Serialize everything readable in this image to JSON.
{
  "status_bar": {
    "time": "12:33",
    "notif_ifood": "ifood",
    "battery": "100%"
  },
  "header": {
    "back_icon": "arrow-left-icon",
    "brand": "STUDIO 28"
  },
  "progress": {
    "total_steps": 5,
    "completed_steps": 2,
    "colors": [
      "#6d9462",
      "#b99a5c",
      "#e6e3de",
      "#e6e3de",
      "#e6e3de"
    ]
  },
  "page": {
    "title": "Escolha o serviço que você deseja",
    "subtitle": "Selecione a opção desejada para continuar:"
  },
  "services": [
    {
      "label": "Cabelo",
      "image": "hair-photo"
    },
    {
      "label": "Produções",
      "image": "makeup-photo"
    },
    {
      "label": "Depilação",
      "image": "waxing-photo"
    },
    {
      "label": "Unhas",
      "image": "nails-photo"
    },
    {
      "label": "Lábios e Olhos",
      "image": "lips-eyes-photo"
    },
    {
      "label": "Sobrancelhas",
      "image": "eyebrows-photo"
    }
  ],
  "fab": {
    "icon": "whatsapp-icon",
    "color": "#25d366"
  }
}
----------
> WHAT IS ASKED
Copy out all of the records above with nothing altered.

> CORRECT RESULT
Serialize everything readable in this image to JSON.
{
  "status_bar": {
    "time": "12:33",
    "notif_ifood": "ifood",
    "battery": "100%"
  },
  "header": {
    "back_icon": "arrow-left-icon",
    "brand": "STUDIO 28"
  },
  "progress": {
    "total_steps": 5,
    "completed_steps": 2,
    "colors": [
      "#6d9462",
      "#b99a5c",
      "#e6e3de",
      "#e6e3de",
      "#e6e3de"
    ]
  },
  "page": {
    "title": "Escolha o serviço que você deseja",
    "subtitle": "Selecione a opção desejada para continuar:"
  },
  "services": [
    {
      "label": "Cabelo",
      "image": "hair-photo"
    },
    {
      "label": "Produções",
      "image": "makeup-photo"
    },
    {
      "label": "Depilação",
      "image": "waxing-photo"
    },
    {
      "label": "Unhas",
      "image": "nails-photo"
    },
    {
      "label": "Lábios e Olhos",
      "image": "lips-eyes-photo"
    },
    {
      "label": "Sobrancelhas",
      "image": "eyebrows-photo"
    }
  ],
  "fab": {
    "icon": "whatsapp-icon",
    "color": "#25d366"
  }
}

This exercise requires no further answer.